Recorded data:
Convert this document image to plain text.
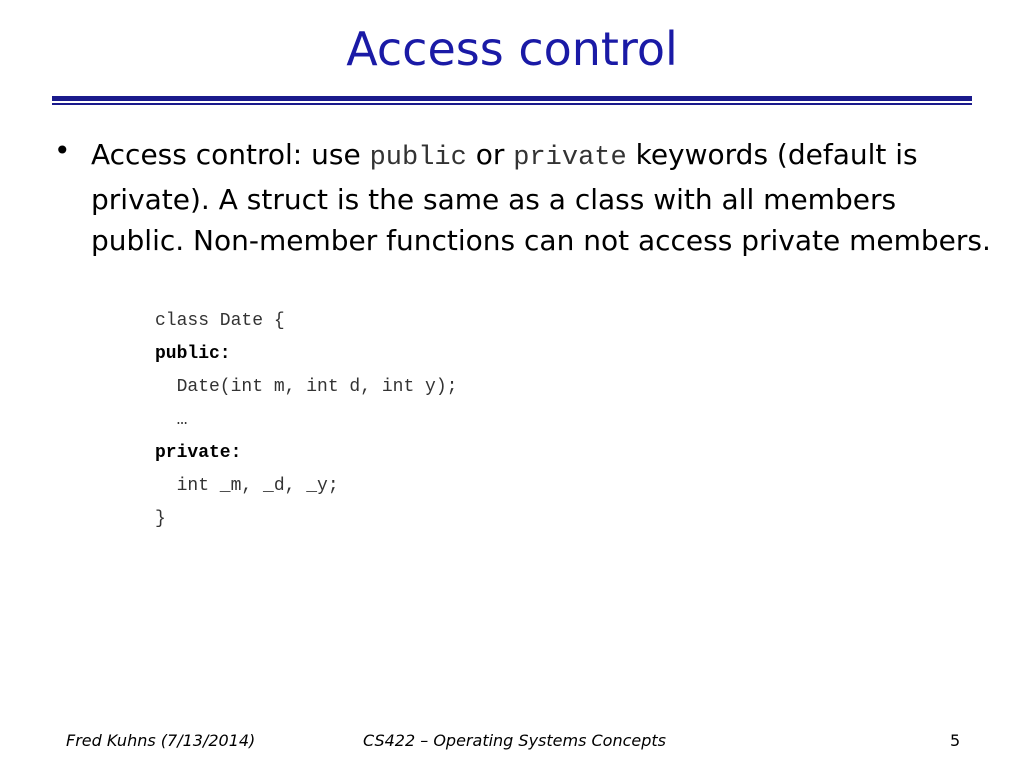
Access control
• Access control: use public or private keywords (default is private). A struct is the same as a class with all members public. Non-member functions can not access private members.
class Date {
public:
Date(int m, int d, int y);
…
private:
int _m, _d, _y;
}
Fred Kuhns (7/13/2014)	CS422 – Operating Systems Concepts	5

# What this task involves
Copy out every line from the records that has the word "public".

# Response to this exercise
• Access control: use public or private keywords (default is private). A struct is the same as a class with all members public. Non-member functions can not access private members.
public:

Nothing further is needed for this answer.